++++ Text section ++++

Chicago's Little Sicily

By Lombardo, Robert M. | Journal of the Illinois State Historical Society, Spring 2007 | Go to article overview

Chicago's Little Sicily


Lombardo, Robert M., Journal of the Illinois State Historical Society


Nostalgic descriptions of Italian-American communities have become part of the American cultural landscape. From Mulberry Street in New York to India Street in San Diego, America's" Little Italies" have become artifacts of an earlier period that celebrate the culture and contributions of Italian Americans. While most people are aware of the restaurants, specialty shops, and festivals that are located in these communities, few, outside of academic circles, are aware of the contributions that many of these areas have made to social science. Studies conducted in New York, Boston, and Chicago, detailing the immigrant experience, have become mainstays of the sociological literature. One of the earliest such studies was Harvey Zorbaugh's 1929 classic book, The Social Order of the Slum. Chapter 8 of Zorbuagh's book is entitled "Little Hell," referring to Chicago's "Little Sicily" neighborhood. This article is the story of Little Sicily. Little Sicily does not exist today. It was replaced in the 1950s by public housing, but the community lives on in the hearts and minds of former residents and their children who have stubbornly held on to their memories.

++++

• _Short task 1_:
Rewrite the entry below, changing "one per line" to "each on its own line" and leaving everything else as it is. Leave the picture out.

++++ Records for processing ++++

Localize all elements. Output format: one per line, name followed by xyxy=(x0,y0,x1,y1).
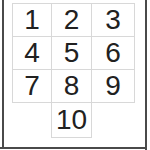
page-border-right xyxy=(145,0,148,150)
cell-9: 9 xyxy=(92,70,135,103)
cell-7: 7 xyxy=(13,70,52,103)
cell-3: 3 xyxy=(92,4,135,37)
number-grid: 1 2 3 4 5 6 7 8 9 10 xyxy=(12,3,135,138)
cell-4: 4 xyxy=(13,37,52,70)
cell-5: 5 xyxy=(52,37,92,70)
cell-8: 8 xyxy=(52,70,92,103)
grid-row-3: 7 8 9 xyxy=(13,70,135,103)
grid-row-1: 1 2 3 xyxy=(13,4,135,37)
cell-empty-left xyxy=(13,103,52,138)
worksheet: 1 2 3 4 5 6 7 8 9 10 xyxy=(0,0,150,150)
cell-10: 10 xyxy=(52,103,92,138)
grid-row-2: 4 5 6 xyxy=(13,37,135,70)
cell-empty-right xyxy=(92,103,135,138)
grid-row-4: 10 xyxy=(13,103,135,138)
page-border-bottom xyxy=(0,147,147,150)
cell-1: 1 xyxy=(13,4,52,37)
page-border-left xyxy=(2,0,4,148)
cell-6: 6 xyxy=(92,37,135,70)
cell-2: 2 xyxy=(52,4,92,37)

++++

• _Short task 2_:
Copy the Little Sicily article above word for word, from the title to the final sentence.

• _Written response 1_:
Localize all elements. Output format: each on its own line, name followed by xyxy=(x0,y0,x1,y1).
page-border-right xyxy=(145,0,148,150)
cell-9: 9 xyxy=(92,70,135,103)
cell-7: 7 xyxy=(13,70,52,103)
cell-3: 3 xyxy=(92,4,135,37)
number-grid: 1 2 3 4 5 6 7 8 9 10 xyxy=(12,3,135,138)
cell-4: 4 xyxy=(13,37,52,70)
cell-5: 5 xyxy=(52,37,92,70)
cell-8: 8 xyxy=(52,70,92,103)
grid-row-3: 7 8 9 xyxy=(13,70,135,103)
grid-row-1: 1 2 3 xyxy=(13,4,135,37)
cell-empty-left xyxy=(13,103,52,138)
worksheet: 1 2 3 4 5 6 7 8 9 10 xyxy=(0,0,150,150)
cell-10: 10 xyxy=(52,103,92,138)
grid-row-2: 4 5 6 xyxy=(13,37,135,70)
cell-empty-right xyxy=(92,103,135,138)
grid-row-4: 10 xyxy=(13,103,135,138)
page-border-bottom xyxy=(0,147,147,150)
cell-1: 1 xyxy=(13,4,52,37)
page-border-left xyxy=(2,0,4,148)
cell-6: 6 xyxy=(92,37,135,70)
cell-2: 2 xyxy=(52,4,92,37)

• _Written response 2_:
Chicago's Little Sicily

By Lombardo, Robert M. | Journal of the Illinois State Historical Society, Spring 2007 | Go to article overview

Chicago's Little Sicily


Lombardo, Robert M., Journal of the Illinois State Historical Society


Nostalgic descriptions of Italian-American communities have become part of the American cultural landscape. From Mulberry Street in New York to India Street in San Diego, America's" Little Italies" have become artifacts of an earlier period that celebrate the culture and contributions of Italian Americans. While most people are aware of the restaurants, specialty shops, and festivals that are located in these communities, few, outside of academic circles, are aware of the contributions that many of these areas have made to social science. Studies conducted in New York, Boston, and Chicago, detailing the immigrant experience, have become mainstays of the sociological literature. One of the earliest such studies was Harvey Zorbaugh's 1929 classic book, The Social Order of the Slum. Chapter 8 of Zorbuagh's book is entitled "Little Hell," referring to Chicago's "Little Sicily" neighborhood. This article is the story of Little Sicily. Little Sicily does not exist today. It was replaced in the 1950s by public housing, but the community lives on in the hearts and minds of former residents and their children who have stubbornly held on to their memories.